Objective ->
Transcribe the data in full and exactly, omitting any pictures.

Working data ->
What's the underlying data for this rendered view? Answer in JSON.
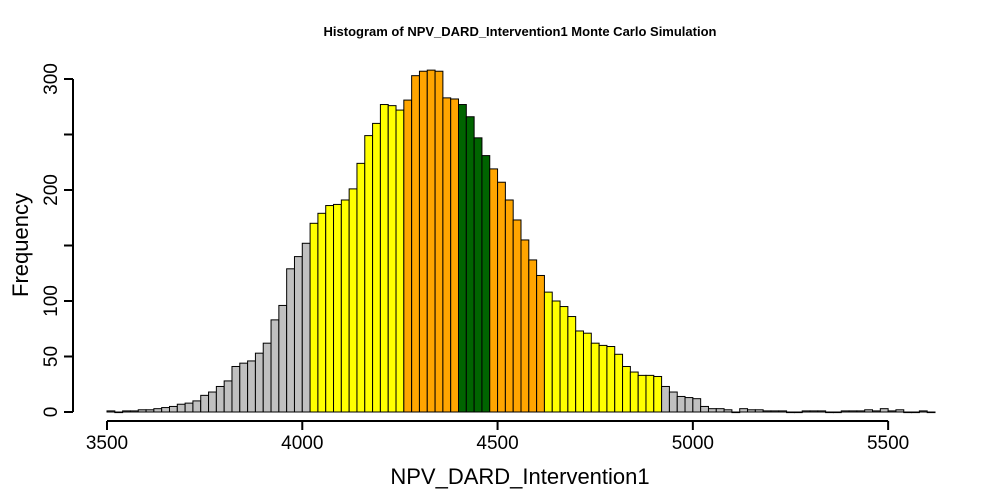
{
  "chart_data": {
    "type": "bar",
    "title": "Histogram of  NPV_DARD_Intervention1  Monte Carlo Simulation",
    "xlabel": "NPV_DARD_Intervention1",
    "ylabel": "Frequency",
    "xlim": [
      3500,
      5620
    ],
    "ylim": [
      0,
      300
    ],
    "bin_width": 20,
    "bin_start": 3500,
    "x_ticks": [
      3500,
      4000,
      4500,
      5000,
      5500
    ],
    "y_ticks": [
      0,
      50,
      100,
      200,
      300
    ],
    "y_minor_ticks": [
      150,
      250
    ],
    "colors": {
      "tail": "#C0C0C0",
      "inner": "#FFFF00",
      "middle": "#FFA500",
      "center": "#006400",
      "edge": "#000000"
    },
    "color_bands": [
      {
        "color": "tail",
        "from": 3500,
        "to": 4020
      },
      {
        "color": "inner",
        "from": 4020,
        "to": 4260
      },
      {
        "color": "middle",
        "from": 4260,
        "to": 4400
      },
      {
        "color": "center",
        "from": 4400,
        "to": 4480
      },
      {
        "color": "middle",
        "from": 4480,
        "to": 4620
      },
      {
        "color": "inner",
        "from": 4620,
        "to": 4920
      },
      {
        "color": "tail",
        "from": 4920,
        "to": 5620
      }
    ],
    "values": [
      1,
      0,
      1,
      1,
      2,
      2,
      3,
      4,
      5,
      7,
      8,
      10,
      15,
      18,
      23,
      28,
      41,
      44,
      46,
      53,
      62,
      83,
      96,
      129,
      140,
      152,
      170,
      179,
      186,
      187,
      191,
      201,
      224,
      249,
      260,
      277,
      276,
      272,
      281,
      303,
      307,
      308,
      307,
      283,
      282,
      277,
      266,
      247,
      231,
      219,
      207,
      191,
      173,
      155,
      137,
      123,
      108,
      100,
      95,
      86,
      73,
      71,
      62,
      60,
      59,
      52,
      41,
      36,
      33,
      33,
      32,
      23,
      18,
      14,
      13,
      12,
      5,
      3,
      3,
      2,
      0,
      3,
      2,
      2,
      1,
      1,
      1,
      0,
      0,
      1,
      1,
      1,
      0,
      0,
      1,
      1,
      1,
      2,
      1,
      3,
      1,
      2,
      0,
      0,
      1,
      0
    ]
  }
}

Answer to this problem ->
What's the underlying data for this rendered view? Answer in JSON.
{
  "chart_data": {
    "type": "bar",
    "title": "Histogram of  NPV_DARD_Intervention1  Monte Carlo Simulation",
    "xlabel": "NPV_DARD_Intervention1",
    "ylabel": "Frequency",
    "xlim": [
      3500,
      5620
    ],
    "ylim": [
      0,
      300
    ],
    "bin_width": 20,
    "bin_start": 3500,
    "x_ticks": [
      3500,
      4000,
      4500,
      5000,
      5500
    ],
    "y_ticks": [
      0,
      50,
      100,
      200,
      300
    ],
    "y_minor_ticks": [
      150,
      250
    ],
    "colors": {
      "tail": "#C0C0C0",
      "inner": "#FFFF00",
      "middle": "#FFA500",
      "center": "#006400",
      "edge": "#000000"
    },
    "color_bands": [
      {
        "color": "tail",
        "from": 3500,
        "to": 4020
      },
      {
        "color": "inner",
        "from": 4020,
        "to": 4260
      },
      {
        "color": "middle",
        "from": 4260,
        "to": 4400
      },
      {
        "color": "center",
        "from": 4400,
        "to": 4480
      },
      {
        "color": "middle",
        "from": 4480,
        "to": 4620
      },
      {
        "color": "inner",
        "from": 4620,
        "to": 4920
      },
      {
        "color": "tail",
        "from": 4920,
        "to": 5620
      }
    ],
    "values": [
      1,
      0,
      1,
      1,
      2,
      2,
      3,
      4,
      5,
      7,
      8,
      10,
      15,
      18,
      23,
      28,
      41,
      44,
      46,
      53,
      62,
      83,
      96,
      129,
      140,
      152,
      170,
      179,
      186,
      187,
      191,
      201,
      224,
      249,
      260,
      277,
      276,
      272,
      281,
      303,
      307,
      308,
      307,
      283,
      282,
      277,
      266,
      247,
      231,
      219,
      207,
      191,
      173,
      155,
      137,
      123,
      108,
      100,
      95,
      86,
      73,
      71,
      62,
      60,
      59,
      52,
      41,
      36,
      33,
      33,
      32,
      23,
      18,
      14,
      13,
      12,
      5,
      3,
      3,
      2,
      0,
      3,
      2,
      2,
      1,
      1,
      1,
      0,
      0,
      1,
      1,
      1,
      0,
      0,
      1,
      1,
      1,
      2,
      1,
      3,
      1,
      2,
      0,
      0,
      1,
      0
    ]
  }
}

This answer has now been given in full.